▶ _Task objective_: Find the lines below that contain the word "Destination" and count them. Only the number should be given.

▶ _Stored data_:

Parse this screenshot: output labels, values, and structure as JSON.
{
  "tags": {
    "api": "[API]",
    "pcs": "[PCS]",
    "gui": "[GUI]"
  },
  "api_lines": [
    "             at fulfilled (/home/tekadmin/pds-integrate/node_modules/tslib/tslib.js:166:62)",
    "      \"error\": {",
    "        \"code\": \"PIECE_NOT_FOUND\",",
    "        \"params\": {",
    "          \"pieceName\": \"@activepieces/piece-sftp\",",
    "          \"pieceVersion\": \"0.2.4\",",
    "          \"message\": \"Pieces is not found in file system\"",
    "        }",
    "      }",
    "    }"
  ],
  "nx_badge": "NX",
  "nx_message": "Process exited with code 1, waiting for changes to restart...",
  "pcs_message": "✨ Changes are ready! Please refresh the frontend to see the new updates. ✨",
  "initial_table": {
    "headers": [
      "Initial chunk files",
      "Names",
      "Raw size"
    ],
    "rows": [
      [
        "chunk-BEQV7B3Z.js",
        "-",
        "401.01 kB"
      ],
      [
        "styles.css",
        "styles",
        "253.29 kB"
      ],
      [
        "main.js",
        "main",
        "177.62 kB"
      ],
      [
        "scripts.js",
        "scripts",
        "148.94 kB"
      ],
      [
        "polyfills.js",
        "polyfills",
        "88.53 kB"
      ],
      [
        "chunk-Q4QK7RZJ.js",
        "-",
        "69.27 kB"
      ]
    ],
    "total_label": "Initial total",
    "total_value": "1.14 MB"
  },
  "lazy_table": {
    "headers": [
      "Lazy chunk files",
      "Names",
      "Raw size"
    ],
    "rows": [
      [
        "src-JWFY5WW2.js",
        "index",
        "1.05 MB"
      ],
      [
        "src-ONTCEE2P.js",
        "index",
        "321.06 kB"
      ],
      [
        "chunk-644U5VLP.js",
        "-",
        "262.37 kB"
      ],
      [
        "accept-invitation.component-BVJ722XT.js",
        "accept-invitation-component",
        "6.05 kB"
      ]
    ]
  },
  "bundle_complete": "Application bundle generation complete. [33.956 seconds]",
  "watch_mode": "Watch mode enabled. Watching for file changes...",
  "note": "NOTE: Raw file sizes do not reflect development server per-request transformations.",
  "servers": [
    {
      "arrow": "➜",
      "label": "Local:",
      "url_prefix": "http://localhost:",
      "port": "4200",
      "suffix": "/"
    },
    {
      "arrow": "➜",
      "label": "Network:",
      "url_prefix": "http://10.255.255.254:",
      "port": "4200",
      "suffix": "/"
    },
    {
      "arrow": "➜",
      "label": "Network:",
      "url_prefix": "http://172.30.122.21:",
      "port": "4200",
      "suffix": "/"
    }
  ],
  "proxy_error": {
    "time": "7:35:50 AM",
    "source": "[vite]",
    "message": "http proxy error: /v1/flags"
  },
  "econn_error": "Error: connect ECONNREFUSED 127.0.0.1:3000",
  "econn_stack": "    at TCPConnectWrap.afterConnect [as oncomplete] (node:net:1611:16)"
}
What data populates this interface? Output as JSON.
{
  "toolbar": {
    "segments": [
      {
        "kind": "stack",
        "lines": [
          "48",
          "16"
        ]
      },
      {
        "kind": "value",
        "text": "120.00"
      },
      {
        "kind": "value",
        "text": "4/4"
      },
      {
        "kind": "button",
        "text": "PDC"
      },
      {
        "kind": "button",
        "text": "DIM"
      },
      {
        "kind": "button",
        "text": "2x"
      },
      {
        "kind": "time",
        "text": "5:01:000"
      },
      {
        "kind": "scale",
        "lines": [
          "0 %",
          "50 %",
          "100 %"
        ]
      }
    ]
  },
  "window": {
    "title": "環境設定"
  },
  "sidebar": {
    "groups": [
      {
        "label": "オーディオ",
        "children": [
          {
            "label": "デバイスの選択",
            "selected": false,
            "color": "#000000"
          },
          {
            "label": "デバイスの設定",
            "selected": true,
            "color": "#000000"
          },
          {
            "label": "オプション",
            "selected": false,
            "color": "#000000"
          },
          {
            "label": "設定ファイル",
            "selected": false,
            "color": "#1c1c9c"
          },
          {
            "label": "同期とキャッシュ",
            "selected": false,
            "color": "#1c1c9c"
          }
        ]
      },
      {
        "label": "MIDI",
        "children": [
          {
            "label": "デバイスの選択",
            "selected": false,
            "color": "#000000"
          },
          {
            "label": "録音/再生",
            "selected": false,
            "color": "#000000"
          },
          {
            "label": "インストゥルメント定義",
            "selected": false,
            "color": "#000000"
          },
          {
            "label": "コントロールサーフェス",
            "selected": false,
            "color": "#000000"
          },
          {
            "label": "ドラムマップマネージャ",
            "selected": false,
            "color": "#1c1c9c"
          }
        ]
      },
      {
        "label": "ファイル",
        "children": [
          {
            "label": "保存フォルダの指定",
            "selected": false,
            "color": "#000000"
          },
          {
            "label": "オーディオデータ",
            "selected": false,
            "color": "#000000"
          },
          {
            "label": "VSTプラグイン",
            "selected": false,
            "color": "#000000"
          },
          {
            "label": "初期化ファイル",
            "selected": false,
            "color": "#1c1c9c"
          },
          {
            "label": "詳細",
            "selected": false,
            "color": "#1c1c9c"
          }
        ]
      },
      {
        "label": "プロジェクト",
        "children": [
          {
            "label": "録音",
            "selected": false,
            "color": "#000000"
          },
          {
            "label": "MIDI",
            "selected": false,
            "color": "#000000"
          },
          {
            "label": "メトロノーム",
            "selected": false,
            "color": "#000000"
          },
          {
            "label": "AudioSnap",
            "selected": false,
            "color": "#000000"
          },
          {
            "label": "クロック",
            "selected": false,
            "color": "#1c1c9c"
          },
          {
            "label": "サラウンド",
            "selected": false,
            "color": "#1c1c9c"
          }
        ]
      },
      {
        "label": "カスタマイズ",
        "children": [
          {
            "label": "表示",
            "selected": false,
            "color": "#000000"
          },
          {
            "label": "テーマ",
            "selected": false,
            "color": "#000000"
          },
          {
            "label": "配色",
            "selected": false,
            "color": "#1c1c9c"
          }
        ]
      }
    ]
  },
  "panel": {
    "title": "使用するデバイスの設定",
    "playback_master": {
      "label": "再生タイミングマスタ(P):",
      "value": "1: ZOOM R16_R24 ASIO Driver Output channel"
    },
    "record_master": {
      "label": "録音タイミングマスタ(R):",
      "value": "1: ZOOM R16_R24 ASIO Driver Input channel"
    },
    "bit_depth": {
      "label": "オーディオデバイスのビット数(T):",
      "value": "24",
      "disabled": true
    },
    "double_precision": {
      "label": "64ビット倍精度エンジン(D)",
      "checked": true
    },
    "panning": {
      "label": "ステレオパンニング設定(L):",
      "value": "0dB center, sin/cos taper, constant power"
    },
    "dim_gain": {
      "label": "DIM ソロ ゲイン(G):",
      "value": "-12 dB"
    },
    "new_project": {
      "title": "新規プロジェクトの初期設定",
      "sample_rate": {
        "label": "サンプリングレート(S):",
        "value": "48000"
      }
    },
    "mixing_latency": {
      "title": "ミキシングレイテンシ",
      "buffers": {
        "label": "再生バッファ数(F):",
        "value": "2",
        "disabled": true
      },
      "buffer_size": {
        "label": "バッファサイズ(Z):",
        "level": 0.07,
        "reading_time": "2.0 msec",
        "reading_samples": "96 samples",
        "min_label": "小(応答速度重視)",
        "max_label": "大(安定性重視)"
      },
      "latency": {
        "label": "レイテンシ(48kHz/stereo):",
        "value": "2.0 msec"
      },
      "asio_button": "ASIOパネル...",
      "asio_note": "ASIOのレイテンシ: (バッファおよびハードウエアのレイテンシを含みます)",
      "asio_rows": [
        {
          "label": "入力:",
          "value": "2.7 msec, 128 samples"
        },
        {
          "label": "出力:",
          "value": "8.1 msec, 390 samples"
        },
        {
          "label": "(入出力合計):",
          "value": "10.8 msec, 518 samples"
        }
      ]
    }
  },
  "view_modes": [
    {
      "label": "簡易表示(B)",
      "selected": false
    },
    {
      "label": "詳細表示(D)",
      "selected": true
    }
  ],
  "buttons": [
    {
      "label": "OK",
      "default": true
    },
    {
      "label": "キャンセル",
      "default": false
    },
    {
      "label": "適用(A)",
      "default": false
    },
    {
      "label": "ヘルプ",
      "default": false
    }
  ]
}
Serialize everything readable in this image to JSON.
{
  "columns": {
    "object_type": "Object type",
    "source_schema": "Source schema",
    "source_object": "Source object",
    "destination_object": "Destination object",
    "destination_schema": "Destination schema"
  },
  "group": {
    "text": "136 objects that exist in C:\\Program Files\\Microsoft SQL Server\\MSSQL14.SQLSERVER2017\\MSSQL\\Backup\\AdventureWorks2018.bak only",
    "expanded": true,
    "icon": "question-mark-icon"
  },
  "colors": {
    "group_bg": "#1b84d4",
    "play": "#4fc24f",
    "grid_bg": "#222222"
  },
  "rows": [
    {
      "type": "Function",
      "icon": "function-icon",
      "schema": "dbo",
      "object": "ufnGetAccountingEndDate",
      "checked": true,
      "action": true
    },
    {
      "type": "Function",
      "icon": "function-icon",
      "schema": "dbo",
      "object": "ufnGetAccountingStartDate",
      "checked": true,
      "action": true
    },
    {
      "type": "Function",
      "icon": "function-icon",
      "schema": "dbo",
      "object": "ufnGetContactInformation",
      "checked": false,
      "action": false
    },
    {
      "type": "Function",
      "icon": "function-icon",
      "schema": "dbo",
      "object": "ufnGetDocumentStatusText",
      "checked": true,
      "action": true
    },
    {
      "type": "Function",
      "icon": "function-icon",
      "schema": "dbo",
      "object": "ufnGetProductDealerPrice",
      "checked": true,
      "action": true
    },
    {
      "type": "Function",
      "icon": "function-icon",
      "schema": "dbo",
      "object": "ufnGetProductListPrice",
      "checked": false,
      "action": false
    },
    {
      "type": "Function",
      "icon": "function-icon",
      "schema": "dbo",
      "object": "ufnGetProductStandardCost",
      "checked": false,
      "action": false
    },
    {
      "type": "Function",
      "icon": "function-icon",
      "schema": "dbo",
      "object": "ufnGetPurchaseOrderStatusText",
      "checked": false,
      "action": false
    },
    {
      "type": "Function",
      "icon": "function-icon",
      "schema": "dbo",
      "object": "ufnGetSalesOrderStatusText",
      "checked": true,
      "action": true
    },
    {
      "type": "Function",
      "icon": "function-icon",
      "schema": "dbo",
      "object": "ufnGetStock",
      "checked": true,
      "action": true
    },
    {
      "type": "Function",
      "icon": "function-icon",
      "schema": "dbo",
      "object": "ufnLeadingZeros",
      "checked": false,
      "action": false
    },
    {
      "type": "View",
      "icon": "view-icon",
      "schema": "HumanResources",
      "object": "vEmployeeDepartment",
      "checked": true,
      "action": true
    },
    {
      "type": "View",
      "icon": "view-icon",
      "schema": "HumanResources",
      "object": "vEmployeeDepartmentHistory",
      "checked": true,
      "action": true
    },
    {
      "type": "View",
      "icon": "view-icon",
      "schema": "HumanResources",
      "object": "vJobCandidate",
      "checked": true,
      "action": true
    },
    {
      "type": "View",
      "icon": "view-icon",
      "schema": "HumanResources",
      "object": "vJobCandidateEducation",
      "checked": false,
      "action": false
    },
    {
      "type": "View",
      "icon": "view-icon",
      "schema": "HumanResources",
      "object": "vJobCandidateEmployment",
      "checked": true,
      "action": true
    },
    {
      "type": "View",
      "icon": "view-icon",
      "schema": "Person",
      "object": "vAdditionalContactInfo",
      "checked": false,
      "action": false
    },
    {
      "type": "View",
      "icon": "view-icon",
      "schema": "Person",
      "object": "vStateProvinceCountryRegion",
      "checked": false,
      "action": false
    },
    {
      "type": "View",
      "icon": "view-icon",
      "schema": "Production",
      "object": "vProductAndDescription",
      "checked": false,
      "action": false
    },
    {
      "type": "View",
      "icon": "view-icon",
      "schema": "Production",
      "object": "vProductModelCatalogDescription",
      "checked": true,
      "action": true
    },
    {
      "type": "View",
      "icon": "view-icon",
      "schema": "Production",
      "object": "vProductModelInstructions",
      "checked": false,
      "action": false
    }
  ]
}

▶ _Complete output_: 2